__Dataset listings of figures__
════

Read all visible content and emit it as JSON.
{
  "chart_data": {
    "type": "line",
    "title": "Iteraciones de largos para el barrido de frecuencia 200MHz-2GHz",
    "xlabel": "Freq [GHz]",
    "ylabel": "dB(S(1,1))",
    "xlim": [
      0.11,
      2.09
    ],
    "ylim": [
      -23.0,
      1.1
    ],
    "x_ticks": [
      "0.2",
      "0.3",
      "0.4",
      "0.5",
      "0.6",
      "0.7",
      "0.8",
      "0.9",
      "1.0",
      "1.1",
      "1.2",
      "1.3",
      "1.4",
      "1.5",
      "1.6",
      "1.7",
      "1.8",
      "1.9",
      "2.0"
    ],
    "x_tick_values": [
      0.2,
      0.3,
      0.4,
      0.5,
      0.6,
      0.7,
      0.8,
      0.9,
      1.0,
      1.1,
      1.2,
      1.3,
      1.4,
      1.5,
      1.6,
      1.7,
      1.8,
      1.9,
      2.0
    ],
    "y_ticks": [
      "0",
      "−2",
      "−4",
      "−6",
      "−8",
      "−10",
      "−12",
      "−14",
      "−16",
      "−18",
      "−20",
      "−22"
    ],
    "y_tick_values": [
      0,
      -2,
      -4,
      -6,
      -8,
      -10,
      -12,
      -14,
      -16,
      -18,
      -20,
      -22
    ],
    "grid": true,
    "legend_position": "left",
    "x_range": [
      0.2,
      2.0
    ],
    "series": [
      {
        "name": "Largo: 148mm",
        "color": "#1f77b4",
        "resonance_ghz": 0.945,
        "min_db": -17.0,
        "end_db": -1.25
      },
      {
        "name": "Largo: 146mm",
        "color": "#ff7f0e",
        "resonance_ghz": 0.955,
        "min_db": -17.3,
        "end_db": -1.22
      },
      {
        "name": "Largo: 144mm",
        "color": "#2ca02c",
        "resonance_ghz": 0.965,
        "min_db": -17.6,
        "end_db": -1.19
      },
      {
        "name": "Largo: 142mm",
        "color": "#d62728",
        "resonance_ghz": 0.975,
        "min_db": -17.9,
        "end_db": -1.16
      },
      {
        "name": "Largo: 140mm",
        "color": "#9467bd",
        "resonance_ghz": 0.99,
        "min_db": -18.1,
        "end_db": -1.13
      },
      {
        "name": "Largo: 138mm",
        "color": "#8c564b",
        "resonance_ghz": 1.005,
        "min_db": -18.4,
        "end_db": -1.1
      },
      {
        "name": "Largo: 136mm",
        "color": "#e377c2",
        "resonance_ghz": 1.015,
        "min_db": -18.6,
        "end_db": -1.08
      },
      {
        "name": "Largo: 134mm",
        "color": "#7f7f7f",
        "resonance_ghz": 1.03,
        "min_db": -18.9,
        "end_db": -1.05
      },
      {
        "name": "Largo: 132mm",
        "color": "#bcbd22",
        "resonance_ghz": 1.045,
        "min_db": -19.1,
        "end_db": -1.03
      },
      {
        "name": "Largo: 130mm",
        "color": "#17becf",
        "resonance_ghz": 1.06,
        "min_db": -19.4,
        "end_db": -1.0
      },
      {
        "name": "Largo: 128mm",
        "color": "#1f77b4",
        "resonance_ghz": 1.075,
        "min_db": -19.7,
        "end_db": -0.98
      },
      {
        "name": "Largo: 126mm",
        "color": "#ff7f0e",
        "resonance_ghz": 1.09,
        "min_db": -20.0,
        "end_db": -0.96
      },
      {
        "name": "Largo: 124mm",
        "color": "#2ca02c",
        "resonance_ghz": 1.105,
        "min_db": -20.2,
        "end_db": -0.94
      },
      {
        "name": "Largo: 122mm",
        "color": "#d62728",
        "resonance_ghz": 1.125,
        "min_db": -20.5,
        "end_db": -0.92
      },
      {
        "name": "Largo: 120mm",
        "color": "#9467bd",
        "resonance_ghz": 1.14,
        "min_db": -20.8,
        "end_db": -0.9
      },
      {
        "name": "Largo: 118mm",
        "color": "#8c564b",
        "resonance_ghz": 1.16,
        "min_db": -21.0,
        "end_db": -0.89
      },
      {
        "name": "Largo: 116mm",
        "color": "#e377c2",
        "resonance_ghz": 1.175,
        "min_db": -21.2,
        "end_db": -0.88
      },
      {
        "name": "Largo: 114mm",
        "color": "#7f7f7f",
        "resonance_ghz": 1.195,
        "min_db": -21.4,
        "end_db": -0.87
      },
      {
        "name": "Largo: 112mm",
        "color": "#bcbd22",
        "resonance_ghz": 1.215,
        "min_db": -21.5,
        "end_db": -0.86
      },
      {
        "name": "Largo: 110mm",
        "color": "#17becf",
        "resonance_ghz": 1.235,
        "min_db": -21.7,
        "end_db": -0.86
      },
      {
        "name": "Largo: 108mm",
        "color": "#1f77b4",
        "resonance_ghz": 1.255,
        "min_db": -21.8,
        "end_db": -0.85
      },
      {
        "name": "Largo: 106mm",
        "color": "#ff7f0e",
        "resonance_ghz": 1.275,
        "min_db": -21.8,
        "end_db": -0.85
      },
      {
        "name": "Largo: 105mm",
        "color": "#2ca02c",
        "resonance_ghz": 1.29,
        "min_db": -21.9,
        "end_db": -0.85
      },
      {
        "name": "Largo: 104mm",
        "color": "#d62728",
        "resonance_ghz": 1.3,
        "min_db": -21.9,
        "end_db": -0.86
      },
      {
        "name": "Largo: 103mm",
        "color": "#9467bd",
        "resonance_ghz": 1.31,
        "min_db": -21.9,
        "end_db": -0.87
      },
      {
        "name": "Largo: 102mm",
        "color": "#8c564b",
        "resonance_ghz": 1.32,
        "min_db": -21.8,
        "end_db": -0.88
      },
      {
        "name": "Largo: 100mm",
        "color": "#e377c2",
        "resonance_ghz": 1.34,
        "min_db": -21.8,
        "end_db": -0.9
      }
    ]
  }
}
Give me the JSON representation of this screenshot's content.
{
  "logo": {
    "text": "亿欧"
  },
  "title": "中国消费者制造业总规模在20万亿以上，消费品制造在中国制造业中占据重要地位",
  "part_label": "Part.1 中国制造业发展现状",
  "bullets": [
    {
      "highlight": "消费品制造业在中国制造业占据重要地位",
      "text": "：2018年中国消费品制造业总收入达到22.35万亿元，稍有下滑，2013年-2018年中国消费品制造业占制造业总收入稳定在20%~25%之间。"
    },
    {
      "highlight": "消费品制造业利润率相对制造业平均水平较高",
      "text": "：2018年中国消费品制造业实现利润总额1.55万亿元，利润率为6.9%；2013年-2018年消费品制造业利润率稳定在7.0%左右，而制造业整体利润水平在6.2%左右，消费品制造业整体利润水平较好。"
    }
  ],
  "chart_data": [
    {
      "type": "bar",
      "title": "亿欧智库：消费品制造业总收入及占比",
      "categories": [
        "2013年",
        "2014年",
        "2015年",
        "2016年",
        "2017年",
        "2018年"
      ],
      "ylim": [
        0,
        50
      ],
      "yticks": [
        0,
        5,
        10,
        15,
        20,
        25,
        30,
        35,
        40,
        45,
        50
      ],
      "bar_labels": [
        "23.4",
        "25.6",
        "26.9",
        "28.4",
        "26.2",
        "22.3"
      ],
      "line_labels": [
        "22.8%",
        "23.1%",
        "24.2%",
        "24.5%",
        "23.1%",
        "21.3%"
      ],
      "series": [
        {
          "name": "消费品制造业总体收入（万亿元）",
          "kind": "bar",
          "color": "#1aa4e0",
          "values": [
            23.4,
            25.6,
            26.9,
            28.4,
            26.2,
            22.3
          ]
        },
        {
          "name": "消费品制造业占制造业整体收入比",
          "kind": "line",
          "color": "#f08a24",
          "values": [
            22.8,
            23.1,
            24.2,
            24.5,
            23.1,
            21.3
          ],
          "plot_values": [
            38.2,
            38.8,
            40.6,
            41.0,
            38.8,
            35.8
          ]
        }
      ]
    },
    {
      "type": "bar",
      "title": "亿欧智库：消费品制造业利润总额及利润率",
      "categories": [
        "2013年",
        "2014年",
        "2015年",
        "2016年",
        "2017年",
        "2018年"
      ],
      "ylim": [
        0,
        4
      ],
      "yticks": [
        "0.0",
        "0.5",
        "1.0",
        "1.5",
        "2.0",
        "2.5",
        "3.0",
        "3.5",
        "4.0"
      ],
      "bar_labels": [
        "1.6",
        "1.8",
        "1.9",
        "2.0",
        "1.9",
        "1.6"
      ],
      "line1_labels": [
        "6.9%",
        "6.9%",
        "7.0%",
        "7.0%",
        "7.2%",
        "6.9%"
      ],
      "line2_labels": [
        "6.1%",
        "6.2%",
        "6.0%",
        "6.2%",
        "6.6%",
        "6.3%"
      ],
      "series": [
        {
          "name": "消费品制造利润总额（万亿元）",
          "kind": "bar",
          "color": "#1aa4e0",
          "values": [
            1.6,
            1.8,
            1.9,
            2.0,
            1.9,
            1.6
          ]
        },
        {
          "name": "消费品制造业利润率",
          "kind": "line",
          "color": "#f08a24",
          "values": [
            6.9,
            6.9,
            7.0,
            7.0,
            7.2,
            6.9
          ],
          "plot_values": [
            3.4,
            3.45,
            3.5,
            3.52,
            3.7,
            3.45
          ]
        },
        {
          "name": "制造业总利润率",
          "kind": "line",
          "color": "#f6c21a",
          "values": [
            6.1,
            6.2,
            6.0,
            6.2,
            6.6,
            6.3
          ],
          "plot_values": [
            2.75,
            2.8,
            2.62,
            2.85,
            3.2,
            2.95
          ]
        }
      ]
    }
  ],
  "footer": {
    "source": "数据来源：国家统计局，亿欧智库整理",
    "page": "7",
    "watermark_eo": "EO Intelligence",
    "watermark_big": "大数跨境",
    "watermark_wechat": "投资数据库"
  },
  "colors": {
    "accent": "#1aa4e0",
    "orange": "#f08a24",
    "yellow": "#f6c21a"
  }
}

════

__EXERCISE__
State only how many lines in the material include "JSON".

__EXERCISE ANSWER__
2